Extracted records
____________________
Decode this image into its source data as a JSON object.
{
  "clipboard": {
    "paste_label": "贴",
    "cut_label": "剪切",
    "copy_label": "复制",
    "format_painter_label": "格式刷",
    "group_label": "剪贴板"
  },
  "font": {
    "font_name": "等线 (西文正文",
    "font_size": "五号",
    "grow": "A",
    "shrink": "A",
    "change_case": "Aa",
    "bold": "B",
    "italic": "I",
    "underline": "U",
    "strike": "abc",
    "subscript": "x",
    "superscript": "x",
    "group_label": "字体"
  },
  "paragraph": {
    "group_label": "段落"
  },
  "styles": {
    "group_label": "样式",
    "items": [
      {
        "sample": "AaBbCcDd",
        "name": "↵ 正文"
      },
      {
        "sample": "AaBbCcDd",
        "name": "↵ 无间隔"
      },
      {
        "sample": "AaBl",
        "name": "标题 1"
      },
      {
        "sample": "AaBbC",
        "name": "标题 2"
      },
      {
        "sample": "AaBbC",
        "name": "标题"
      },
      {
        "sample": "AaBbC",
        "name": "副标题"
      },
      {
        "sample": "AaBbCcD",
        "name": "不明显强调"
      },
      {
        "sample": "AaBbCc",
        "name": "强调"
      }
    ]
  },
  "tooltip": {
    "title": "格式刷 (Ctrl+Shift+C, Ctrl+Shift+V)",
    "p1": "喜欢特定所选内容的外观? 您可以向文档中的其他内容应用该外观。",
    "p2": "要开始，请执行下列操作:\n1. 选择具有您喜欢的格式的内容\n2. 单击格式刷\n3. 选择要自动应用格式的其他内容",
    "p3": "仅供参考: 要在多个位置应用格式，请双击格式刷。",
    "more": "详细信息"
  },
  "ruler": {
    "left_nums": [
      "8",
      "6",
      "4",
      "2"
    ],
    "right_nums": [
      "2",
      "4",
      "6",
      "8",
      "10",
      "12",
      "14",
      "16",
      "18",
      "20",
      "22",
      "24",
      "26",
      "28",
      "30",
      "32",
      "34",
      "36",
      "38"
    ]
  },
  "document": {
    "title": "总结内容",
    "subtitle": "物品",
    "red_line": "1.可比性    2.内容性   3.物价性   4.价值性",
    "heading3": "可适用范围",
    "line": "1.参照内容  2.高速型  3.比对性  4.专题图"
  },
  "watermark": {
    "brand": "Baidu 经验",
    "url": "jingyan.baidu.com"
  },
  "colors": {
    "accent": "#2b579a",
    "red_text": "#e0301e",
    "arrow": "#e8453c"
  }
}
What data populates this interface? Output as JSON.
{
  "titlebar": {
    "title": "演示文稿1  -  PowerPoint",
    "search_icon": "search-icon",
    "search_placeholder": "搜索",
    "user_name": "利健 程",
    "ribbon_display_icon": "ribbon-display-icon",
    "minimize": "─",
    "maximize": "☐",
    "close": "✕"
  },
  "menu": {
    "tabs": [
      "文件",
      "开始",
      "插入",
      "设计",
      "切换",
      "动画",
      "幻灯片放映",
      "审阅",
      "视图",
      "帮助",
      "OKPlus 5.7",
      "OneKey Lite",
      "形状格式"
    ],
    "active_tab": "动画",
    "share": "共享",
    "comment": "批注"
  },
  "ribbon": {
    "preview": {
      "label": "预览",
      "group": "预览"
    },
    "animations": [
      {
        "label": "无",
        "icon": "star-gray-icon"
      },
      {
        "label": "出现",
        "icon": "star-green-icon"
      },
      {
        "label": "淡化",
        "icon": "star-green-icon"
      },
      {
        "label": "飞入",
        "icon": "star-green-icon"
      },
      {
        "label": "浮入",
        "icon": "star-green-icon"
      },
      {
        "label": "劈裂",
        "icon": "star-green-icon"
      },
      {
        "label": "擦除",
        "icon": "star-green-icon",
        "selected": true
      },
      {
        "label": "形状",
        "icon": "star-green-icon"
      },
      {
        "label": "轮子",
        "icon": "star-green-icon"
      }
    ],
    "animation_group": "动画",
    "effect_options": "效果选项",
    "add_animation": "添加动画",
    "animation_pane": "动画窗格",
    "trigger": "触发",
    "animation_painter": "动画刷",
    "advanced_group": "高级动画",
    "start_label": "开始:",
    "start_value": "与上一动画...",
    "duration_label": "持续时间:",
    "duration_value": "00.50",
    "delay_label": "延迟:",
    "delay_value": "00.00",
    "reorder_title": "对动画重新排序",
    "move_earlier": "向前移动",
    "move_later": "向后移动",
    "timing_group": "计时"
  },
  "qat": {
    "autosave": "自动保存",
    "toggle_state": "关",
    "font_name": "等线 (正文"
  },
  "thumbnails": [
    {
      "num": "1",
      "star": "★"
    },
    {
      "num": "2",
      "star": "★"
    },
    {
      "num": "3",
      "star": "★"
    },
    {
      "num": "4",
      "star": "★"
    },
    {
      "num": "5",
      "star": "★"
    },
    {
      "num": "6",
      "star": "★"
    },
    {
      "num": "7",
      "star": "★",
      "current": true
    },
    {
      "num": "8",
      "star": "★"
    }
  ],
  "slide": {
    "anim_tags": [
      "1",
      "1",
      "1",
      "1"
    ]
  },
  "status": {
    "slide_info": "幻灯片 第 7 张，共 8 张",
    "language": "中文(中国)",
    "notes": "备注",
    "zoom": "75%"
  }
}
____________________
▸ **Exercise objective**
Return all the data exactly as given.

▸ **Solution for this task**
Decode this image into its source data as a JSON object.
{
  "clipboard": {
    "paste_label": "贴",
    "cut_label": "剪切",
    "copy_label": "复制",
    "format_painter_label": "格式刷",
    "group_label": "剪贴板"
  },
  "font": {
    "font_name": "等线 (西文正文",
    "font_size": "五号",
    "grow": "A",
    "shrink": "A",
    "change_case": "Aa",
    "bold": "B",
    "italic": "I",
    "underline": "U",
    "strike": "abc",
    "subscript": "x",
    "superscript": "x",
    "group_label": "字体"
  },
  "paragraph": {
    "group_label": "段落"
  },
  "styles": {
    "group_label": "样式",
    "items": [
      {
        "sample": "AaBbCcDd",
        "name": "↵ 正文"
      },
      {
        "sample": "AaBbCcDd",
        "name": "↵ 无间隔"
      },
      {
        "sample": "AaBl",
        "name": "标题 1"
      },
      {
        "sample": "AaBbC",
        "name": "标题 2"
      },
      {
        "sample": "AaBbC",
        "name": "标题"
      },
      {
        "sample": "AaBbC",
        "name": "副标题"
      },
      {
        "sample": "AaBbCcD",
        "name": "不明显强调"
      },
      {
        "sample": "AaBbCc",
        "name": "强调"
      }
    ]
  },
  "tooltip": {
    "title": "格式刷 (Ctrl+Shift+C, Ctrl+Shift+V)",
    "p1": "喜欢特定所选内容的外观? 您可以向文档中的其他内容应用该外观。",
    "p2": "要开始，请执行下列操作:\n1. 选择具有您喜欢的格式的内容\n2. 单击格式刷\n3. 选择要自动应用格式的其他内容",
    "p3": "仅供参考: 要在多个位置应用格式，请双击格式刷。",
    "more": "详细信息"
  },
  "ruler": {
    "left_nums": [
      "8",
      "6",
      "4",
      "2"
    ],
    "right_nums": [
      "2",
      "4",
      "6",
      "8",
      "10",
      "12",
      "14",
      "16",
      "18",
      "20",
      "22",
      "24",
      "26",
      "28",
      "30",
      "32",
      "34",
      "36",
      "38"
    ]
  },
  "document": {
    "title": "总结内容",
    "subtitle": "物品",
    "red_line": "1.可比性    2.内容性   3.物价性   4.价值性",
    "heading3": "可适用范围",
    "line": "1.参照内容  2.高速型  3.比对性  4.专题图"
  },
  "watermark": {
    "brand": "Baidu 经验",
    "url": "jingyan.baidu.com"
  },
  "colors": {
    "accent": "#2b579a",
    "red_text": "#e0301e",
    "arrow": "#e8453c"
  }
}
What data populates this interface? Output as JSON.
{
  "titlebar": {
    "title": "演示文稿1  -  PowerPoint",
    "search_icon": "search-icon",
    "search_placeholder": "搜索",
    "user_name": "利健 程",
    "ribbon_display_icon": "ribbon-display-icon",
    "minimize": "─",
    "maximize": "☐",
    "close": "✕"
  },
  "menu": {
    "tabs": [
      "文件",
      "开始",
      "插入",
      "设计",
      "切换",
      "动画",
      "幻灯片放映",
      "审阅",
      "视图",
      "帮助",
      "OKPlus 5.7",
      "OneKey Lite",
      "形状格式"
    ],
    "active_tab": "动画",
    "share": "共享",
    "comment": "批注"
  },
  "ribbon": {
    "preview": {
      "label": "预览",
      "group": "预览"
    },
    "animations": [
      {
        "label": "无",
        "icon": "star-gray-icon"
      },
      {
        "label": "出现",
        "icon": "star-green-icon"
      },
      {
        "label": "淡化",
        "icon": "star-green-icon"
      },
      {
        "label": "飞入",
        "icon": "star-green-icon"
      },
      {
        "label": "浮入",
        "icon": "star-green-icon"
      },
      {
        "label": "劈裂",
        "icon": "star-green-icon"
      },
      {
        "label": "擦除",
        "icon": "star-green-icon",
        "selected": true
      },
      {
        "label": "形状",
        "icon": "star-green-icon"
      },
      {
        "label": "轮子",
        "icon": "star-green-icon"
      }
    ],
    "animation_group": "动画",
    "effect_options": "效果选项",
    "add_animation": "添加动画",
    "animation_pane": "动画窗格",
    "trigger": "触发",
    "animation_painter": "动画刷",
    "advanced_group": "高级动画",
    "start_label": "开始:",
    "start_value": "与上一动画...",
    "duration_label": "持续时间:",
    "duration_value": "00.50",
    "delay_label": "延迟:",
    "delay_value": "00.00",
    "reorder_title": "对动画重新排序",
    "move_earlier": "向前移动",
    "move_later": "向后移动",
    "timing_group": "计时"
  },
  "qat": {
    "autosave": "自动保存",
    "toggle_state": "关",
    "font_name": "等线 (正文"
  },
  "thumbnails": [
    {
      "num": "1",
      "star": "★"
    },
    {
      "num": "2",
      "star": "★"
    },
    {
      "num": "3",
      "star": "★"
    },
    {
      "num": "4",
      "star": "★"
    },
    {
      "num": "5",
      "star": "★"
    },
    {
      "num": "6",
      "star": "★"
    },
    {
      "num": "7",
      "star": "★",
      "current": true
    },
    {
      "num": "8",
      "star": "★"
    }
  ],
  "slide": {
    "anim_tags": [
      "1",
      "1",
      "1",
      "1"
    ]
  },
  "status": {
    "slide_info": "幻灯片 第 7 张，共 8 张",
    "language": "中文(中国)",
    "notes": "备注",
    "zoom": "75%"
  }
}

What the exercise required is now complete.